## REQUIREMENTS
Repeat each entry exactly and drop the pictures.

## begin SUPPLIED RECORDS

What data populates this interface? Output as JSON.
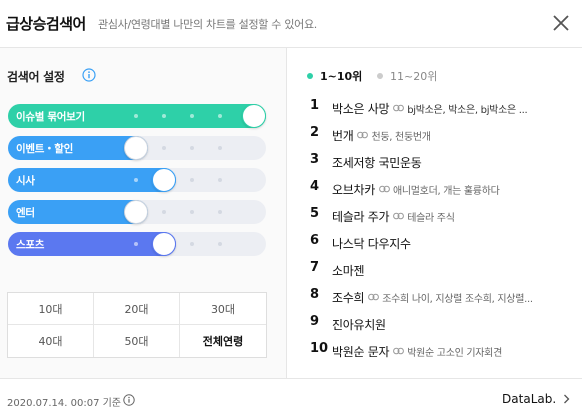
{
  "header": {
    "title": "급상승검색어",
    "subtitle": "관심사/연령대별 나만의 차트를 설정할 수 있어요."
  },
  "settings": {
    "title": "검색어 설정",
    "sliders": [
      {
        "label": "이슈별 묶어보기",
        "level": 1.0,
        "color": "#2ed0a8"
      },
      {
        "label": "이벤트・할인",
        "level": 0.0,
        "color": "#3aa0f5"
      },
      {
        "label": "시사",
        "level": 0.25,
        "color": "#3aa0f5"
      },
      {
        "label": "엔터",
        "level": 0.0,
        "color": "#3aa0f5"
      },
      {
        "label": "스포츠",
        "level": 0.25,
        "color": "#5b78f0"
      }
    ]
  },
  "age_filter": {
    "options": [
      "10대",
      "20대",
      "30대",
      "40대",
      "50대",
      "전체연령"
    ],
    "selected": "전체연령"
  },
  "tabs": [
    {
      "label": "1~10위",
      "active": true
    },
    {
      "label": "11~20위",
      "active": false
    }
  ],
  "ranks": [
    {
      "num": "1",
      "keyword": "박소은 사망",
      "related": "bj박소은, 박소은, bj박소은 ...",
      "related_bold": true
    },
    {
      "num": "2",
      "keyword": "번개",
      "related": "천둥, 천둥번개"
    },
    {
      "num": "3",
      "keyword": "조세저항 국민운동",
      "related": ""
    },
    {
      "num": "4",
      "keyword": "오브차카",
      "related": "애니멀호더, 개는 훌륭하다"
    },
    {
      "num": "5",
      "keyword": "테슬라 주가",
      "related": "테슬라 주식"
    },
    {
      "num": "6",
      "keyword": "나스닥 다우지수",
      "related": ""
    },
    {
      "num": "7",
      "keyword": "소마젠",
      "related": ""
    },
    {
      "num": "8",
      "keyword": "조수희",
      "related": "조수희 나이, 지상렬 조수희, 지상렬..."
    },
    {
      "num": "9",
      "keyword": "진아유치원",
      "related": ""
    },
    {
      "num": "10",
      "keyword": "박원순 문자",
      "related": "박원순 고소인 기자회견"
    }
  ],
  "footer": {
    "date": "2020.07.14. 00:07 기준",
    "brand": "DataLab."
  },
  "colors": {
    "accent_green": "#2ed0a8",
    "accent_blue": "#3aa0f5"
  }
}
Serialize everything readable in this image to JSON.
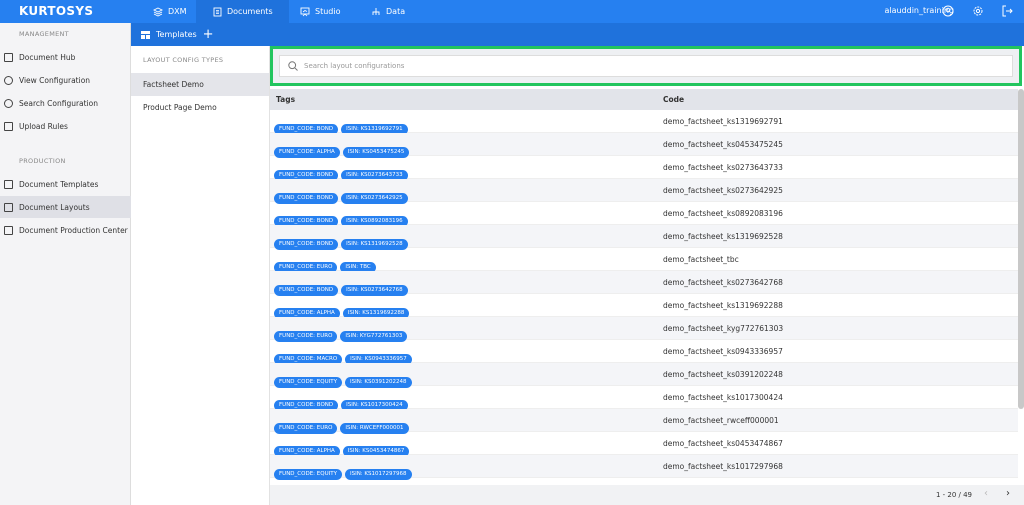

## end SUPPLIED RECORDS

## RESPONSE TO THIS TASK
What data populates this interface? Output as JSON.
{
  "header": {
    "title": "급상승검색어",
    "subtitle": "관심사/연령대별 나만의 차트를 설정할 수 있어요."
  },
  "settings": {
    "title": "검색어 설정",
    "sliders": [
      {
        "label": "이슈별 묶어보기",
        "level": 1.0,
        "color": "#2ed0a8"
      },
      {
        "label": "이벤트・할인",
        "level": 0.0,
        "color": "#3aa0f5"
      },
      {
        "label": "시사",
        "level": 0.25,
        "color": "#3aa0f5"
      },
      {
        "label": "엔터",
        "level": 0.0,
        "color": "#3aa0f5"
      },
      {
        "label": "스포츠",
        "level": 0.25,
        "color": "#5b78f0"
      }
    ]
  },
  "age_filter": {
    "options": [
      "10대",
      "20대",
      "30대",
      "40대",
      "50대",
      "전체연령"
    ],
    "selected": "전체연령"
  },
  "tabs": [
    {
      "label": "1~10위",
      "active": true
    },
    {
      "label": "11~20위",
      "active": false
    }
  ],
  "ranks": [
    {
      "num": "1",
      "keyword": "박소은 사망",
      "related": "bj박소은, 박소은, bj박소은 ...",
      "related_bold": true
    },
    {
      "num": "2",
      "keyword": "번개",
      "related": "천둥, 천둥번개"
    },
    {
      "num": "3",
      "keyword": "조세저항 국민운동",
      "related": ""
    },
    {
      "num": "4",
      "keyword": "오브차카",
      "related": "애니멀호더, 개는 훌륭하다"
    },
    {
      "num": "5",
      "keyword": "테슬라 주가",
      "related": "테슬라 주식"
    },
    {
      "num": "6",
      "keyword": "나스닥 다우지수",
      "related": ""
    },
    {
      "num": "7",
      "keyword": "소마젠",
      "related": ""
    },
    {
      "num": "8",
      "keyword": "조수희",
      "related": "조수희 나이, 지상렬 조수희, 지상렬..."
    },
    {
      "num": "9",
      "keyword": "진아유치원",
      "related": ""
    },
    {
      "num": "10",
      "keyword": "박원순 문자",
      "related": "박원순 고소인 기자회견"
    }
  ],
  "footer": {
    "date": "2020.07.14. 00:07 기준",
    "brand": "DataLab."
  },
  "colors": {
    "accent_green": "#2ed0a8",
    "accent_blue": "#3aa0f5"
  }
}
Serialize everything readable in this image to JSON.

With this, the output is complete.